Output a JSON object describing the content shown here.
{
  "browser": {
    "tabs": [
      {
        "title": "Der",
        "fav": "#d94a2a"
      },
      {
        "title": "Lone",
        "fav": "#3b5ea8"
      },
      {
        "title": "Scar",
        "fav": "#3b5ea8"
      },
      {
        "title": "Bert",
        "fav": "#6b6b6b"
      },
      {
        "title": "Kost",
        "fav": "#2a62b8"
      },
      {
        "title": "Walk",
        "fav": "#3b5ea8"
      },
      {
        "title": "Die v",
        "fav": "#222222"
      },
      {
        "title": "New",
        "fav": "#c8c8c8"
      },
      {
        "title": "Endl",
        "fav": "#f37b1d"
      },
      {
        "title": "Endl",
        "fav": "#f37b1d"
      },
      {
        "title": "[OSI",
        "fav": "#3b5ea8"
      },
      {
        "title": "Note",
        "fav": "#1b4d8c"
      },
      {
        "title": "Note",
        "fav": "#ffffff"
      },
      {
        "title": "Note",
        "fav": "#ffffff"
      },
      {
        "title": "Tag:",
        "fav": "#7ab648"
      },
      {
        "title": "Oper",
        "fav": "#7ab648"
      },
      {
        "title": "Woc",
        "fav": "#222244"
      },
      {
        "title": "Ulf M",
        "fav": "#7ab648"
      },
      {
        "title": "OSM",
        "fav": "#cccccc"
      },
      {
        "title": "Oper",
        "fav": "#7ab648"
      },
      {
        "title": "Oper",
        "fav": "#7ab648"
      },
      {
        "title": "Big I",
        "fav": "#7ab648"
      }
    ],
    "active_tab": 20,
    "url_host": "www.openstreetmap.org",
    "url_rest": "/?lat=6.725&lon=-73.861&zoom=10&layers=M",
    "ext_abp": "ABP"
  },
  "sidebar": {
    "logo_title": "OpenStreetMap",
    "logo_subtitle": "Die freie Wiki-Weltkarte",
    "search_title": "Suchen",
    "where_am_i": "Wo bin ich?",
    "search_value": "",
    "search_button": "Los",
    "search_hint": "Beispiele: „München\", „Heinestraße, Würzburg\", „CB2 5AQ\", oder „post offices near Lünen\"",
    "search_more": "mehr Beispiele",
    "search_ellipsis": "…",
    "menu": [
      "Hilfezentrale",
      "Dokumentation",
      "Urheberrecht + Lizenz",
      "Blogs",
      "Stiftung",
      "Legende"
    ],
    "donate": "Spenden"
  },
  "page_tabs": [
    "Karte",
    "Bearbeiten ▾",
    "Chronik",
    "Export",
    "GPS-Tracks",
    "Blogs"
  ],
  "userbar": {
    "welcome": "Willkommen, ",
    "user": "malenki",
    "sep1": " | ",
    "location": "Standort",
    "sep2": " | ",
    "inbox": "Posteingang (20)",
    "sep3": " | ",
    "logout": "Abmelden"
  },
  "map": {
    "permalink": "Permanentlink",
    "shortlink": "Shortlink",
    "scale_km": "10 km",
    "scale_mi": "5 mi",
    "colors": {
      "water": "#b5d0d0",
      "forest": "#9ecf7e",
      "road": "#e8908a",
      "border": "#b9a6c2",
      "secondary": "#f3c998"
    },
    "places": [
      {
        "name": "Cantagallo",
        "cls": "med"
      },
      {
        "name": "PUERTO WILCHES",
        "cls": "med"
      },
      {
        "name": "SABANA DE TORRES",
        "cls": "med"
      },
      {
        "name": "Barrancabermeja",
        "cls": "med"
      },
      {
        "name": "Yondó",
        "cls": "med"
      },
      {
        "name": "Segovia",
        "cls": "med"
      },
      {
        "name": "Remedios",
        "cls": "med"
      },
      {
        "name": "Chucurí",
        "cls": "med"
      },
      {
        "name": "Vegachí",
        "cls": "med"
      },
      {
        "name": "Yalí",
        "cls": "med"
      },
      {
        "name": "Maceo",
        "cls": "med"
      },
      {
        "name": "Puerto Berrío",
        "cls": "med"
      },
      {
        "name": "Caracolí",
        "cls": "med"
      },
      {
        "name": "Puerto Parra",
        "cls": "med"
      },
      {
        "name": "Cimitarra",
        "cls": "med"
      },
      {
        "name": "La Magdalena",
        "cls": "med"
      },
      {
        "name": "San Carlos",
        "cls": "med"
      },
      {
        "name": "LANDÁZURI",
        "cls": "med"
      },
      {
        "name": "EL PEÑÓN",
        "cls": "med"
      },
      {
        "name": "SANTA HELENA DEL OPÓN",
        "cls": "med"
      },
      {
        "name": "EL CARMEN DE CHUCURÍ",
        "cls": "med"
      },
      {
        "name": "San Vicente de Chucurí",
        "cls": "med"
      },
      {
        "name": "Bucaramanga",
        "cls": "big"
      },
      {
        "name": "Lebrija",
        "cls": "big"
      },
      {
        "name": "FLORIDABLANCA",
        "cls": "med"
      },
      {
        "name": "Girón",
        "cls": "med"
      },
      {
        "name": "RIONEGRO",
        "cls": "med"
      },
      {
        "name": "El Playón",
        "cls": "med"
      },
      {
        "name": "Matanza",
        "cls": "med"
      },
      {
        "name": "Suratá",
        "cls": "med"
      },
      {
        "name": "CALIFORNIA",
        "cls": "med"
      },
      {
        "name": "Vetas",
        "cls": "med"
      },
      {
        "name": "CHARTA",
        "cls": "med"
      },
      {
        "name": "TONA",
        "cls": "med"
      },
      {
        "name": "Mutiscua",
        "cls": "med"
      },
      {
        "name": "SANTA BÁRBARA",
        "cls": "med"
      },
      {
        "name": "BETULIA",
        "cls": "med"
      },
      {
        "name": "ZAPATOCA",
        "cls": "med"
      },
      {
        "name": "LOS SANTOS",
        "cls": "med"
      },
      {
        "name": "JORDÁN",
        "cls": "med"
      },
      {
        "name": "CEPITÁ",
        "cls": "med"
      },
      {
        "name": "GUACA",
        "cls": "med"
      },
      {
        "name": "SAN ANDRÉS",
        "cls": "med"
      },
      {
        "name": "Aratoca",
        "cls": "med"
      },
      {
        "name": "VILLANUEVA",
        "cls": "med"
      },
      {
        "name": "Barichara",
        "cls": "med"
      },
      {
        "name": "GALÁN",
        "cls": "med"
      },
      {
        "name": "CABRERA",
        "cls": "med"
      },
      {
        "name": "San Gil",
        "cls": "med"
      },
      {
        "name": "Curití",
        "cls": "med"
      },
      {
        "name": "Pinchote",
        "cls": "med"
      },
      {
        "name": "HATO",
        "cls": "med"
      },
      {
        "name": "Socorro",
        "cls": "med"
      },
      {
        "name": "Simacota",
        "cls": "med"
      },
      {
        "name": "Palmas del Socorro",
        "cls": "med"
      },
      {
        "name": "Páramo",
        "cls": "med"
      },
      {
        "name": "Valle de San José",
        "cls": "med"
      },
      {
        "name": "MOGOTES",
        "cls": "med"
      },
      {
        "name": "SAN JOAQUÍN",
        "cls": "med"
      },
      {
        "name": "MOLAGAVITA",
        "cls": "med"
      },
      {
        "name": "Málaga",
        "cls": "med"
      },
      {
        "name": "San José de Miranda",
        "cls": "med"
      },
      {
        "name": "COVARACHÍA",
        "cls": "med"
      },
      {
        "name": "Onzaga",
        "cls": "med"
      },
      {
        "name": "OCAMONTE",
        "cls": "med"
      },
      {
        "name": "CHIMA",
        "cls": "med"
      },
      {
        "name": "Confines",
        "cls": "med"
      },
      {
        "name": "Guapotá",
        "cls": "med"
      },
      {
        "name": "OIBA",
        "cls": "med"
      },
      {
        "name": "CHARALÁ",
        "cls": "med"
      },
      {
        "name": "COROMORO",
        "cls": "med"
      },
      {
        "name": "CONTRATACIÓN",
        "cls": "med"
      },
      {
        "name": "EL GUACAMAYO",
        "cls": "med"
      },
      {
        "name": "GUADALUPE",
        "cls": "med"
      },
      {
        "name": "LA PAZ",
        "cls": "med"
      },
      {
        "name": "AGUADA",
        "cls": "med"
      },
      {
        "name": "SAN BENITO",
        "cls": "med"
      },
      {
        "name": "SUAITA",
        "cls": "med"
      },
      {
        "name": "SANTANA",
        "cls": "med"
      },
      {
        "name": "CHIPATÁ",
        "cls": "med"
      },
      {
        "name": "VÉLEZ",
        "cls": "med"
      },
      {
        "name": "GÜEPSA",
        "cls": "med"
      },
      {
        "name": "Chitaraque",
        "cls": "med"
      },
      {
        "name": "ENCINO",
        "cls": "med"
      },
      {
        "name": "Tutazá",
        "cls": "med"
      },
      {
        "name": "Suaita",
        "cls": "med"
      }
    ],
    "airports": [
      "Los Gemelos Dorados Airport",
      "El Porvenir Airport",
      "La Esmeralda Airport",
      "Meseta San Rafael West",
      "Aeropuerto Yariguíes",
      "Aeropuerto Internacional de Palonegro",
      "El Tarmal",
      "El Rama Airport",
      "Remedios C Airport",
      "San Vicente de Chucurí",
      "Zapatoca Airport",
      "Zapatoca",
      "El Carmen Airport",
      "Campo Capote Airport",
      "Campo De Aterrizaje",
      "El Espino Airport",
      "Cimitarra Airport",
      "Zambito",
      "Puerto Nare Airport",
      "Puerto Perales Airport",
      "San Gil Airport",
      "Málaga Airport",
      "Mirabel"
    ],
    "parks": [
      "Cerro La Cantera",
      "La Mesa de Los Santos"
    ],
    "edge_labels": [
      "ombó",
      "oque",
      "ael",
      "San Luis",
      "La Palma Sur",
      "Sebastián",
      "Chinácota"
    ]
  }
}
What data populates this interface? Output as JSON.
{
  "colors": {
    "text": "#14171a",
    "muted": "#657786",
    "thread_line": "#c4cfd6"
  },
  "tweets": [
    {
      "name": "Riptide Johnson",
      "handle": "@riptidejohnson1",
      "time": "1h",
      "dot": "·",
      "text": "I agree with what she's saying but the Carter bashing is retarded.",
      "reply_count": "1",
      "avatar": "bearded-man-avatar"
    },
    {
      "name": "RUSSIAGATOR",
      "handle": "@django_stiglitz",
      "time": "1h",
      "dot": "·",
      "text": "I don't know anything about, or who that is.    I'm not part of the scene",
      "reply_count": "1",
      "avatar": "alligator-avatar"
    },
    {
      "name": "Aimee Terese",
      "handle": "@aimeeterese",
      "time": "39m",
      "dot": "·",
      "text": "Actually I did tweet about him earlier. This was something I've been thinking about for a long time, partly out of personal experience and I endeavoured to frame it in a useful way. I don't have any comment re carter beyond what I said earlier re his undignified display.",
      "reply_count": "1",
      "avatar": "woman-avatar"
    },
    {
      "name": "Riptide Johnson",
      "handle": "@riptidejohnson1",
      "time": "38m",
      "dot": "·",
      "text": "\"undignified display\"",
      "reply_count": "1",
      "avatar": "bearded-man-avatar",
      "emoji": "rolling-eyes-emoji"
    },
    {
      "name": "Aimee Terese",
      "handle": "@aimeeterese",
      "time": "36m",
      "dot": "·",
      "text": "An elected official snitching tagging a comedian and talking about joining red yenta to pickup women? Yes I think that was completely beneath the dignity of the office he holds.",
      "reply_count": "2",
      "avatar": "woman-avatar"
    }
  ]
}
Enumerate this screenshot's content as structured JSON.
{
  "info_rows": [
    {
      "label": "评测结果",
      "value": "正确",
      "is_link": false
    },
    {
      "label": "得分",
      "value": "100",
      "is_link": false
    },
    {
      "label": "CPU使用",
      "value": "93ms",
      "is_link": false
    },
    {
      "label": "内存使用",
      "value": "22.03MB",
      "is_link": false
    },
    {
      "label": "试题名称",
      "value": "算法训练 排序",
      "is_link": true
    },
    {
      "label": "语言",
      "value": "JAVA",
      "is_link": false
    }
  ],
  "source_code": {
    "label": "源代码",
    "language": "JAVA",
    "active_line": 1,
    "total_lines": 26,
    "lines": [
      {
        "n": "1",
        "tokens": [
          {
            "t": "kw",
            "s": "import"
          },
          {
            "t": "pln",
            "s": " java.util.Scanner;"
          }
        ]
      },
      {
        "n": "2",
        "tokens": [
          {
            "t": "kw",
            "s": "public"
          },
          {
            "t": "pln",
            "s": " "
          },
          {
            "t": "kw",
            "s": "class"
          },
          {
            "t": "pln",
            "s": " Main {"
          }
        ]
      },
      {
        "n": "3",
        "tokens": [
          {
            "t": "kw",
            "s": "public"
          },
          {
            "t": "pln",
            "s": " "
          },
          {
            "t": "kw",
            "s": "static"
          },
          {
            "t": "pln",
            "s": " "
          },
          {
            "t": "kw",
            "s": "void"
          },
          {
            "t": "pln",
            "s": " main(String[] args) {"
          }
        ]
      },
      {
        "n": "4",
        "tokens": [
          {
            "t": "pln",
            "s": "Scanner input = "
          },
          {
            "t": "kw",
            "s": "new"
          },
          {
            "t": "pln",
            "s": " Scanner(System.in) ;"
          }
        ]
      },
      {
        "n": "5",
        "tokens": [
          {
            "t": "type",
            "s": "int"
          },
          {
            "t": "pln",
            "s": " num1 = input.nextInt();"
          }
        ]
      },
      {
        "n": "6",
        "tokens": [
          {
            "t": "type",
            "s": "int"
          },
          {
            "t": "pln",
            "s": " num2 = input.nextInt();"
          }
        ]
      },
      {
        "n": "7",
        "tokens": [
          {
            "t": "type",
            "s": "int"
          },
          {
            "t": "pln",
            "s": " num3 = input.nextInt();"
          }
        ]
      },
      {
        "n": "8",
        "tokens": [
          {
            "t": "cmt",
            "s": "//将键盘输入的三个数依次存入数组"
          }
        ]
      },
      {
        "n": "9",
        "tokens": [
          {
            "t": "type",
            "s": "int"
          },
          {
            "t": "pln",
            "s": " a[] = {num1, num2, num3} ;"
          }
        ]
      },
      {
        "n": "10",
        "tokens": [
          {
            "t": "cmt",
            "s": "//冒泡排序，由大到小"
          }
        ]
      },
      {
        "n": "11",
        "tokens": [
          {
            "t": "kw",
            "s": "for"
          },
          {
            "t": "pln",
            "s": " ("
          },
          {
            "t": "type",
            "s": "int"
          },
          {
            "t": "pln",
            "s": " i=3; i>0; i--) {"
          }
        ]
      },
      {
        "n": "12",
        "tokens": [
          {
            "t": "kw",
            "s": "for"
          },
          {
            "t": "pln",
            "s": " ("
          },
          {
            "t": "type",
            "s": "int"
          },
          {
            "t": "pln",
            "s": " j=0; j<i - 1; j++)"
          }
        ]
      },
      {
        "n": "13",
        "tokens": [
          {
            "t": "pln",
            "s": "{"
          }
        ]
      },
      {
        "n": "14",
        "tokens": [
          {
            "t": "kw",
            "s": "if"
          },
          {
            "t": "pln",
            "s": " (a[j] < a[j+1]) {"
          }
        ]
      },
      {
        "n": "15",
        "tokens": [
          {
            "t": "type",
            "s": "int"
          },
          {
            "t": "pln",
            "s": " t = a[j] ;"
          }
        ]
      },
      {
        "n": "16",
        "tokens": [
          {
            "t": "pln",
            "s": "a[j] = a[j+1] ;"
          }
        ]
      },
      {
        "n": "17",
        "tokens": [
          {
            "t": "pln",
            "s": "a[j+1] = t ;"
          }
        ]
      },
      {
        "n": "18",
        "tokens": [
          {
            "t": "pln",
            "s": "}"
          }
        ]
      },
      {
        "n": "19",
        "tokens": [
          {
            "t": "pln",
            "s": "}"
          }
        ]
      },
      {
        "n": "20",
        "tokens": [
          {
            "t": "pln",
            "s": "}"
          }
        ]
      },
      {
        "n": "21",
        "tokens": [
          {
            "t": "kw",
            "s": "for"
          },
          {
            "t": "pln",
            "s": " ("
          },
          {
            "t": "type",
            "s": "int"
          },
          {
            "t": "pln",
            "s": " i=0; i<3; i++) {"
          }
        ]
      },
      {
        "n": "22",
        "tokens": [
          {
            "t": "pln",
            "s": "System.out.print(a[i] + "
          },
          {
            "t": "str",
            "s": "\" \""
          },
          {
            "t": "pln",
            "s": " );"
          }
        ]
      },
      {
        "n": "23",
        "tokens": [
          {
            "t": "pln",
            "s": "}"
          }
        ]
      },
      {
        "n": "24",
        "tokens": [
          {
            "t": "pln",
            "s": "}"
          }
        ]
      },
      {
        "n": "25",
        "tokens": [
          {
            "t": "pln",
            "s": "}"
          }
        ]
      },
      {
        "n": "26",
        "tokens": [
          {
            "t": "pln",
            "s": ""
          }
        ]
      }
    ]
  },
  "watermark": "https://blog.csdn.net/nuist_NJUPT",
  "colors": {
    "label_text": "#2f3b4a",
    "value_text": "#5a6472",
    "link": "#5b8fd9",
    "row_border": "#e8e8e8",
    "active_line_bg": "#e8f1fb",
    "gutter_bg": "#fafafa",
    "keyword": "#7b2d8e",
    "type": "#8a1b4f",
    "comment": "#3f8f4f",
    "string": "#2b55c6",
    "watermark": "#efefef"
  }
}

• _Direction_: Looking at the records above, work out how many lines include the string "bearded". Give the number and nothing else.

• _Exercise solution_: 2